PROBLEM REQUIREMENTS>
Each line that holds the word "Schedule" counts once; give the total for the records below and nothing else.

──────────

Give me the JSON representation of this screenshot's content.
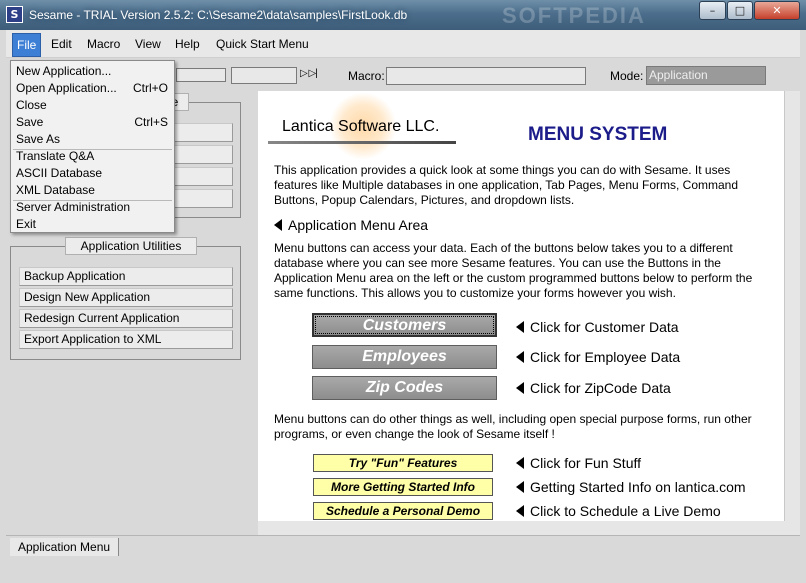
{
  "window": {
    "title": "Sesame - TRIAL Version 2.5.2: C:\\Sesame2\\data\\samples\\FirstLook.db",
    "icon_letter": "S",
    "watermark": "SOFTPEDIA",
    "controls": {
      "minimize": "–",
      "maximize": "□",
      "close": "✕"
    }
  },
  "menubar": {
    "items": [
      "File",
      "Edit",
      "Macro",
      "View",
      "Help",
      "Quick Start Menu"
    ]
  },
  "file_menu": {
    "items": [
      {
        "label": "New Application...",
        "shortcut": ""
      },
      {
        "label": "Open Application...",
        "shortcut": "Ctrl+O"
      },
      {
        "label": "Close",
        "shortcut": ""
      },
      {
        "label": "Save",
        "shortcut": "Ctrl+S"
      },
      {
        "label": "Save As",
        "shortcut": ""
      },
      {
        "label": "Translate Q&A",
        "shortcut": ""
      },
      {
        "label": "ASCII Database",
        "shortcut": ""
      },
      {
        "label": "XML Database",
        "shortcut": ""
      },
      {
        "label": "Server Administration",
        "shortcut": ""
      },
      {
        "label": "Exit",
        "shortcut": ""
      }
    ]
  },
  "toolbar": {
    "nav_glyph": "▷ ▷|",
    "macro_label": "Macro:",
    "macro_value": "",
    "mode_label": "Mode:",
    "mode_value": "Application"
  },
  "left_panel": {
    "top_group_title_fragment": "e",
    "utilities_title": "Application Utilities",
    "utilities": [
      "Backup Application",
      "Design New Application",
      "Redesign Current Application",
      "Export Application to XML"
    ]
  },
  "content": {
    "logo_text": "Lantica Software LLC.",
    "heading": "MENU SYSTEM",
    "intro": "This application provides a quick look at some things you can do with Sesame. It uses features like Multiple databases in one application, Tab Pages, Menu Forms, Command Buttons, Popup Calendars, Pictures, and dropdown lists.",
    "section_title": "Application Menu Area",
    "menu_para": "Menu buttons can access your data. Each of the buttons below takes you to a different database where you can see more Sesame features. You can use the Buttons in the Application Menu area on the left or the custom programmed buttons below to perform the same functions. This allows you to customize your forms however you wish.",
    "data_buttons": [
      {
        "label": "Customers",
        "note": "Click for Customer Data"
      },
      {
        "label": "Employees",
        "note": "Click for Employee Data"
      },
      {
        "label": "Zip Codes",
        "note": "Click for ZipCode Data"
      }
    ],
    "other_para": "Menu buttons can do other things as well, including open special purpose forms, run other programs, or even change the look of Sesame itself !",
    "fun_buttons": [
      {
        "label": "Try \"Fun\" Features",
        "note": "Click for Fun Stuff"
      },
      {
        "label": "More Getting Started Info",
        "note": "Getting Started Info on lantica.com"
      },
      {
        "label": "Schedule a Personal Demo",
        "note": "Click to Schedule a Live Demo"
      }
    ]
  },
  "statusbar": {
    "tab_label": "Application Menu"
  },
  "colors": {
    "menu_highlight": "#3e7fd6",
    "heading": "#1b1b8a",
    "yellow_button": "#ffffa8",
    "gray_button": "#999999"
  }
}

──────────

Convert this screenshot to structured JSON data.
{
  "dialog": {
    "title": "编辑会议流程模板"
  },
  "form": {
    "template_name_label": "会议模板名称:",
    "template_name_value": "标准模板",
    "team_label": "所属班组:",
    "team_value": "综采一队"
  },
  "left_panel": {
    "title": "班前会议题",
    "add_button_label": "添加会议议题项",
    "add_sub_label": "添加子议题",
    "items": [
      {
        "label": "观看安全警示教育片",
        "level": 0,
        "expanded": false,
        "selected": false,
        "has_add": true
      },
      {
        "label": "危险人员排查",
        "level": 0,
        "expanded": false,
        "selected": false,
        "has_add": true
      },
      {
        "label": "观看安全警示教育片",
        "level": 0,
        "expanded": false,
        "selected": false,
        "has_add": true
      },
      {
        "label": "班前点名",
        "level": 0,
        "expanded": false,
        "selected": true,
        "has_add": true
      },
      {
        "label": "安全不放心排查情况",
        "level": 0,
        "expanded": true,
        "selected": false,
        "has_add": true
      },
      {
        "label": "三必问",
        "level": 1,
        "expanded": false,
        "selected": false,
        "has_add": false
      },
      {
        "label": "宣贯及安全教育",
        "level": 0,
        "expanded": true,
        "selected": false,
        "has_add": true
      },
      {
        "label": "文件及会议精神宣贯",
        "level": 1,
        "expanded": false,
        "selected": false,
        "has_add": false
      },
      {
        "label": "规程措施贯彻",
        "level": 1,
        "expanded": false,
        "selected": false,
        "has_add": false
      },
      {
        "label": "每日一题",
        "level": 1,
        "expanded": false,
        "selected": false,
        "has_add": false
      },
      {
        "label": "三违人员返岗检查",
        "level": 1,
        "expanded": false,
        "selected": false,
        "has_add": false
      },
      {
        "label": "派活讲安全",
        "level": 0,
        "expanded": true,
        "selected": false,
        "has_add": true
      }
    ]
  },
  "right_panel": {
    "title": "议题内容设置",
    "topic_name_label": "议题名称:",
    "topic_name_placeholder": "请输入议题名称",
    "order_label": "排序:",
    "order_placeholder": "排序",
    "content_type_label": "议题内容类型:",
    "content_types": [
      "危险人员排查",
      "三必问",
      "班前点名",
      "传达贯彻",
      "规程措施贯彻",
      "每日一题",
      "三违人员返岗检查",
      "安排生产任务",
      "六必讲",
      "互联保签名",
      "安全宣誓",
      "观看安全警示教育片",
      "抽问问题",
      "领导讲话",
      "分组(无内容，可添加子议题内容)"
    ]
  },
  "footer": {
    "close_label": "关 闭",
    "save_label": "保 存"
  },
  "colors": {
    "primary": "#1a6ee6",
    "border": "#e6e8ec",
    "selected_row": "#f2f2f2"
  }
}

──────────

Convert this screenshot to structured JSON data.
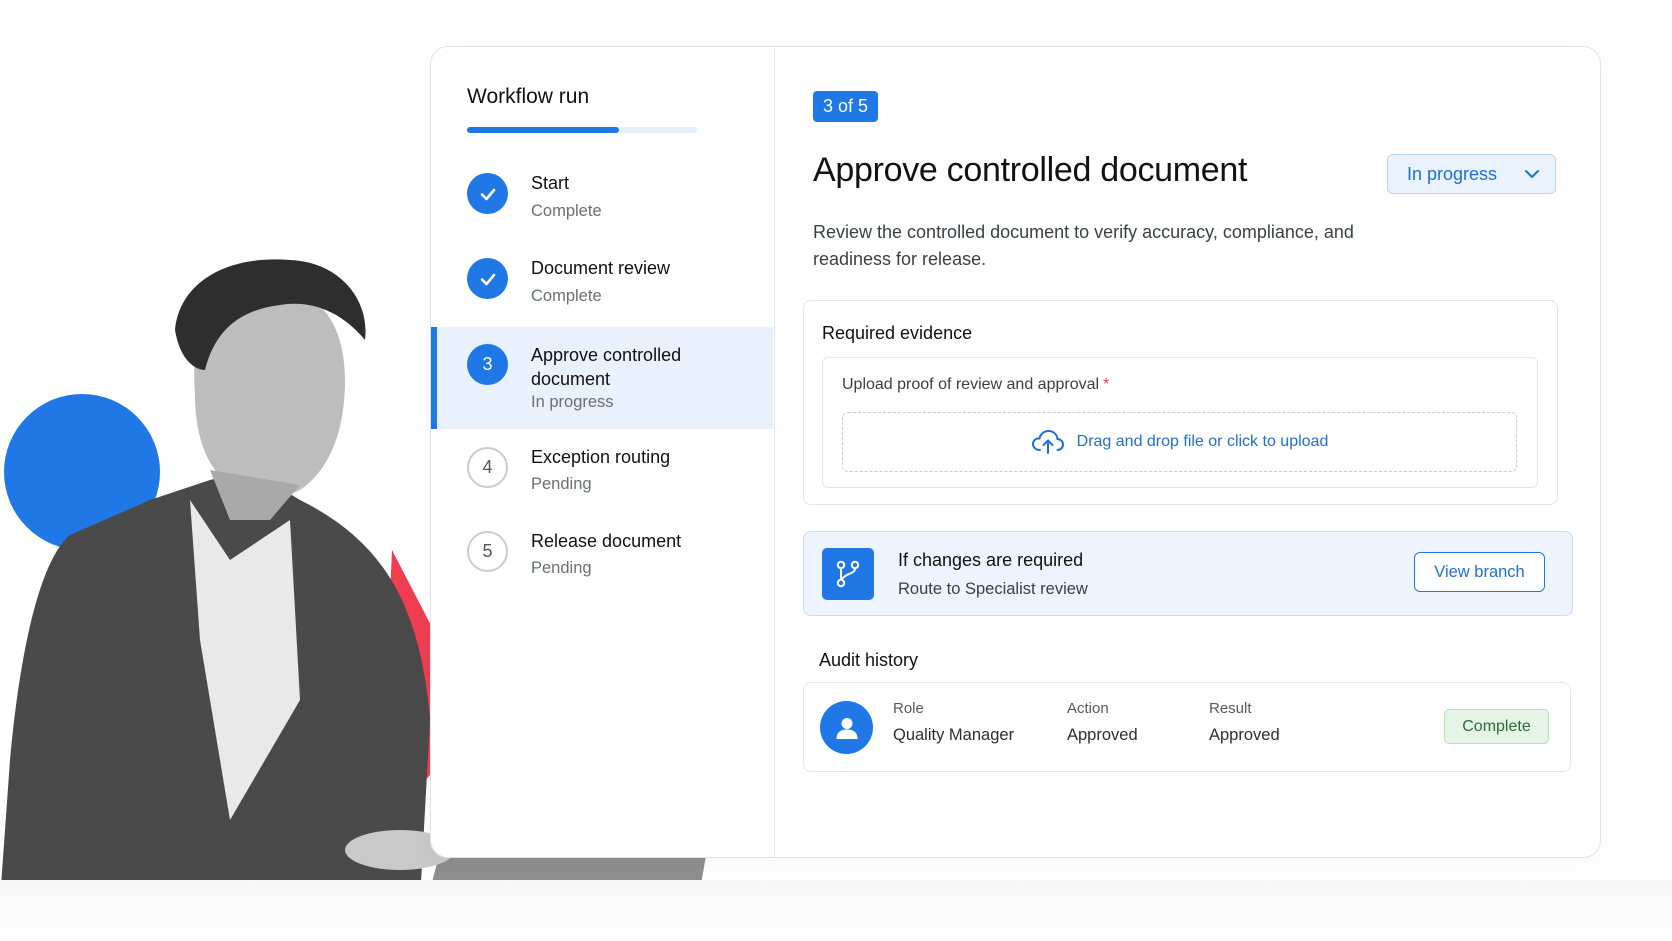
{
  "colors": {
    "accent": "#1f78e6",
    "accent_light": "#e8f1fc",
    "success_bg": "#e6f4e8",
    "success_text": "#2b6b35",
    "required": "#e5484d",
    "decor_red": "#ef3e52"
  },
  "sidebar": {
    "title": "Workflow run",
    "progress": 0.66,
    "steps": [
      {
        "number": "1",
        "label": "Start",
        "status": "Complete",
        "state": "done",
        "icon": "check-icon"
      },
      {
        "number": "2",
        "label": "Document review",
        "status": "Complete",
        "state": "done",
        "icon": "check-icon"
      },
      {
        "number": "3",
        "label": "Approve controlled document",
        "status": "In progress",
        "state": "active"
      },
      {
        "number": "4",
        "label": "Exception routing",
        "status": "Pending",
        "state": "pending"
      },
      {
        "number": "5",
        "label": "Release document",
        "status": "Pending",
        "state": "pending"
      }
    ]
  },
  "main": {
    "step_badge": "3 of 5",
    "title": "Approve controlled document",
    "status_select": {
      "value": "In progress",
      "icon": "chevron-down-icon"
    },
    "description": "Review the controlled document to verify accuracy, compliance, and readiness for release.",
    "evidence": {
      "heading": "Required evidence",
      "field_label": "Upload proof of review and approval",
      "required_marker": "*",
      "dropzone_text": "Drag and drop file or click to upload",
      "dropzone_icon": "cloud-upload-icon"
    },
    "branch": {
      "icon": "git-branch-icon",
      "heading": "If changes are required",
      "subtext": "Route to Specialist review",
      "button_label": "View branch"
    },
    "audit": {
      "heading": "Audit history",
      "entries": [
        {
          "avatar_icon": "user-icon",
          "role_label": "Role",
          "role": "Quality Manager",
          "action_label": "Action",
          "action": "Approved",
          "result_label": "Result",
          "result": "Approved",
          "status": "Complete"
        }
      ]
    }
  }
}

──────────

RESULT>
2